----- Data lines -----

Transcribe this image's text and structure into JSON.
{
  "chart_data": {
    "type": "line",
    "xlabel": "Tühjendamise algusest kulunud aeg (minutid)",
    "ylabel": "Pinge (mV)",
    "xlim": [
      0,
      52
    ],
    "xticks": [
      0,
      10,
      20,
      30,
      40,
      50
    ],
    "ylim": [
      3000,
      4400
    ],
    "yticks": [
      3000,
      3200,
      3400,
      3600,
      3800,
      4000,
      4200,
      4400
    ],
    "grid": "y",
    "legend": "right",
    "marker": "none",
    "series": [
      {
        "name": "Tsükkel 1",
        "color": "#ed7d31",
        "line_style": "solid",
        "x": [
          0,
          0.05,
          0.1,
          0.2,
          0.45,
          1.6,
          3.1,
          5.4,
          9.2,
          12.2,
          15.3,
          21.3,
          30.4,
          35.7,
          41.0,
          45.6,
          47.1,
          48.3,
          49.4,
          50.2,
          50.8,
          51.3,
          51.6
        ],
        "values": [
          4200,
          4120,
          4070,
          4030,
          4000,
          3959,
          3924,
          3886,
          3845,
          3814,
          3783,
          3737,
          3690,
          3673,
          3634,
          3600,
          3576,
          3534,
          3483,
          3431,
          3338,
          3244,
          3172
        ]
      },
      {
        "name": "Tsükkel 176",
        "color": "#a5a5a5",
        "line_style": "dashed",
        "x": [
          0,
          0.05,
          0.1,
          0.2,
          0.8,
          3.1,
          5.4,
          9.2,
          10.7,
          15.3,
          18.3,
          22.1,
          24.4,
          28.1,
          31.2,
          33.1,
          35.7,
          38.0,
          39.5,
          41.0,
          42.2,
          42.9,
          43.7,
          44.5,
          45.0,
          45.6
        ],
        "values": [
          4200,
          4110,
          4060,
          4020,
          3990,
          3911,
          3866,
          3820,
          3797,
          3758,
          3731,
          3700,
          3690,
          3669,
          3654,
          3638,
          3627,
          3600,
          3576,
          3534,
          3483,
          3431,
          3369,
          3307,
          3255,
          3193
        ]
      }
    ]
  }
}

-----

Exercise objective —
Each record above should be output again exactly.

Full solution —
Transcribe this image's text and structure into JSON.
{
  "chart_data": {
    "type": "line",
    "xlabel": "Tühjendamise algusest kulunud aeg (minutid)",
    "ylabel": "Pinge (mV)",
    "xlim": [
      0,
      52
    ],
    "xticks": [
      0,
      10,
      20,
      30,
      40,
      50
    ],
    "ylim": [
      3000,
      4400
    ],
    "yticks": [
      3000,
      3200,
      3400,
      3600,
      3800,
      4000,
      4200,
      4400
    ],
    "grid": "y",
    "legend": "right",
    "marker": "none",
    "series": [
      {
        "name": "Tsükkel 1",
        "color": "#ed7d31",
        "line_style": "solid",
        "x": [
          0,
          0.05,
          0.1,
          0.2,
          0.45,
          1.6,
          3.1,
          5.4,
          9.2,
          12.2,
          15.3,
          21.3,
          30.4,
          35.7,
          41.0,
          45.6,
          47.1,
          48.3,
          49.4,
          50.2,
          50.8,
          51.3,
          51.6
        ],
        "values": [
          4200,
          4120,
          4070,
          4030,
          4000,
          3959,
          3924,
          3886,
          3845,
          3814,
          3783,
          3737,
          3690,
          3673,
          3634,
          3600,
          3576,
          3534,
          3483,
          3431,
          3338,
          3244,
          3172
        ]
      },
      {
        "name": "Tsükkel 176",
        "color": "#a5a5a5",
        "line_style": "dashed",
        "x": [
          0,
          0.05,
          0.1,
          0.2,
          0.8,
          3.1,
          5.4,
          9.2,
          10.7,
          15.3,
          18.3,
          22.1,
          24.4,
          28.1,
          31.2,
          33.1,
          35.7,
          38.0,
          39.5,
          41.0,
          42.2,
          42.9,
          43.7,
          44.5,
          45.0,
          45.6
        ],
        "values": [
          4200,
          4110,
          4060,
          4020,
          3990,
          3911,
          3866,
          3820,
          3797,
          3758,
          3731,
          3700,
          3690,
          3669,
          3654,
          3638,
          3627,
          3600,
          3576,
          3534,
          3483,
          3431,
          3369,
          3307,
          3255,
          3193
        ]
      }
    ]
  }
}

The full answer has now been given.